Task requirements:
In the data that follows, count the lines in which the word "Examinations" occurs, and report that figure alone.

Data for the task:

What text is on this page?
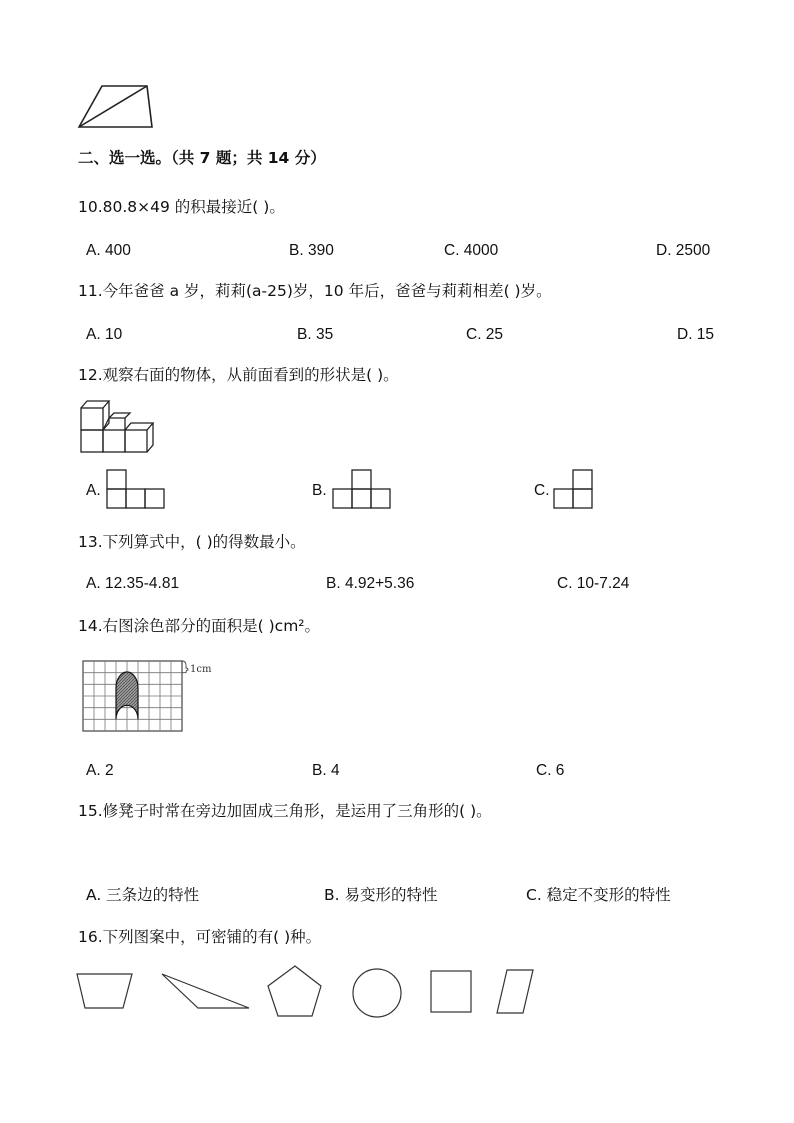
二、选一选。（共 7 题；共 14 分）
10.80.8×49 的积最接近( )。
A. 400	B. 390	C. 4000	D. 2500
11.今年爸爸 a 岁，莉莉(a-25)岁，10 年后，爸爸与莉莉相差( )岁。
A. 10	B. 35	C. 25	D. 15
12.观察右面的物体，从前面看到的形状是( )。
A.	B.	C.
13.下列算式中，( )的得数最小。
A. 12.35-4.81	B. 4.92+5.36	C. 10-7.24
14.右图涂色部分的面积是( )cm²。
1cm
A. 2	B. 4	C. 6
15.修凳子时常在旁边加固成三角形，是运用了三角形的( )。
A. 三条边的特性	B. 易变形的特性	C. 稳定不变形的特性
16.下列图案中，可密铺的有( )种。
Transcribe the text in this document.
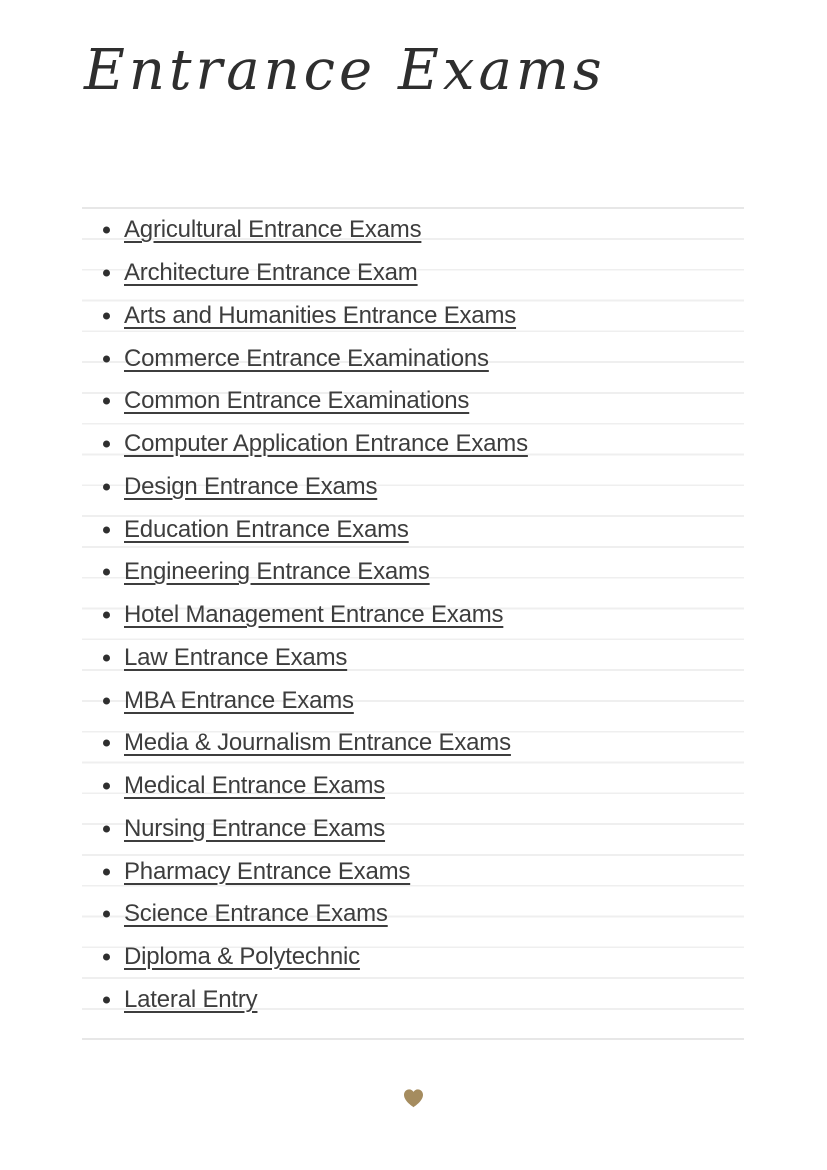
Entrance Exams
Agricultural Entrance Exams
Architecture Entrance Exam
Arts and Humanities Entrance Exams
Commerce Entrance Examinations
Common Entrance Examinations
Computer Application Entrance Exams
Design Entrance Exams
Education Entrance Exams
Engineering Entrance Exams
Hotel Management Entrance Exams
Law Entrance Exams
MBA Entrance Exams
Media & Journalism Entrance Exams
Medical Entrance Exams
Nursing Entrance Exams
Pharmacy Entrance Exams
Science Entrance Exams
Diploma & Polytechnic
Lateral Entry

The solution:
2